### Given task
Quote the entries that follow exactly, leaving none out.
+--
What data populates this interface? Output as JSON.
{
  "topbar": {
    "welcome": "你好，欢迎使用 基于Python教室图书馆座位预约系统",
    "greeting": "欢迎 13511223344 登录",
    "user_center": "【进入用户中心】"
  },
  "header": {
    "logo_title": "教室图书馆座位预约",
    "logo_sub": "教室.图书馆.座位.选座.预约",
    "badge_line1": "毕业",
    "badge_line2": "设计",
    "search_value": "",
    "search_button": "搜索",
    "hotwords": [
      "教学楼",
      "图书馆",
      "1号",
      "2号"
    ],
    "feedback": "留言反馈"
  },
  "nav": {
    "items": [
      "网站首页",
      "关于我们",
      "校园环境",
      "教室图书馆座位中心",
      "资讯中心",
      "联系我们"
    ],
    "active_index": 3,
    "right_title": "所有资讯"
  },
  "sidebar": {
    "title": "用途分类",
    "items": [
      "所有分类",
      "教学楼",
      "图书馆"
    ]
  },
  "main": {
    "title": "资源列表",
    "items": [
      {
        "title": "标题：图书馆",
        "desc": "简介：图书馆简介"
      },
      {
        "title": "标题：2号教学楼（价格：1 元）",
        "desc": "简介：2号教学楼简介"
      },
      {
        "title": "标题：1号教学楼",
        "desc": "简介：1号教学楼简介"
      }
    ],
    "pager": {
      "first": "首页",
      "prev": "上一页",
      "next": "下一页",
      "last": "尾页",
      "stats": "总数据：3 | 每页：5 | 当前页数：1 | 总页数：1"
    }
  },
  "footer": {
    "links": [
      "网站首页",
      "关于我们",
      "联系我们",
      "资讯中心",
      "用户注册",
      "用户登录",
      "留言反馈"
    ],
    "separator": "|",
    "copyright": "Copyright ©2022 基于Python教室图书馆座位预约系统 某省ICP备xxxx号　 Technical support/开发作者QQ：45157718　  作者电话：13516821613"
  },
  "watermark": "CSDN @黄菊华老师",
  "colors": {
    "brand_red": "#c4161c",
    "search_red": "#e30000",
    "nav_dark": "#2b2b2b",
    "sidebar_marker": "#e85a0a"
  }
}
+--
### Task solution
What data populates this interface? Output as JSON.
{
  "topbar": {
    "welcome": "你好，欢迎使用 基于Python教室图书馆座位预约系统",
    "greeting": "欢迎 13511223344 登录",
    "user_center": "【进入用户中心】"
  },
  "header": {
    "logo_title": "教室图书馆座位预约",
    "logo_sub": "教室.图书馆.座位.选座.预约",
    "badge_line1": "毕业",
    "badge_line2": "设计",
    "search_value": "",
    "search_button": "搜索",
    "hotwords": [
      "教学楼",
      "图书馆",
      "1号",
      "2号"
    ],
    "feedback": "留言反馈"
  },
  "nav": {
    "items": [
      "网站首页",
      "关于我们",
      "校园环境",
      "教室图书馆座位中心",
      "资讯中心",
      "联系我们"
    ],
    "active_index": 3,
    "right_title": "所有资讯"
  },
  "sidebar": {
    "title": "用途分类",
    "items": [
      "所有分类",
      "教学楼",
      "图书馆"
    ]
  },
  "main": {
    "title": "资源列表",
    "items": [
      {
        "title": "标题：图书馆",
        "desc": "简介：图书馆简介"
      },
      {
        "title": "标题：2号教学楼（价格：1 元）",
        "desc": "简介：2号教学楼简介"
      },
      {
        "title": "标题：1号教学楼",
        "desc": "简介：1号教学楼简介"
      }
    ],
    "pager": {
      "first": "首页",
      "prev": "上一页",
      "next": "下一页",
      "last": "尾页",
      "stats": "总数据：3 | 每页：5 | 当前页数：1 | 总页数：1"
    }
  },
  "footer": {
    "links": [
      "网站首页",
      "关于我们",
      "联系我们",
      "资讯中心",
      "用户注册",
      "用户登录",
      "留言反馈"
    ],
    "separator": "|",
    "copyright": "Copyright ©2022 基于Python教室图书馆座位预约系统 某省ICP备xxxx号　 Technical support/开发作者QQ：45157718　  作者电话：13516821613"
  },
  "watermark": "CSDN @黄菊华老师",
  "colors": {
    "brand_red": "#c4161c",
    "search_red": "#e30000",
    "nav_dark": "#2b2b2b",
    "sidebar_marker": "#e85a0a"
  }
}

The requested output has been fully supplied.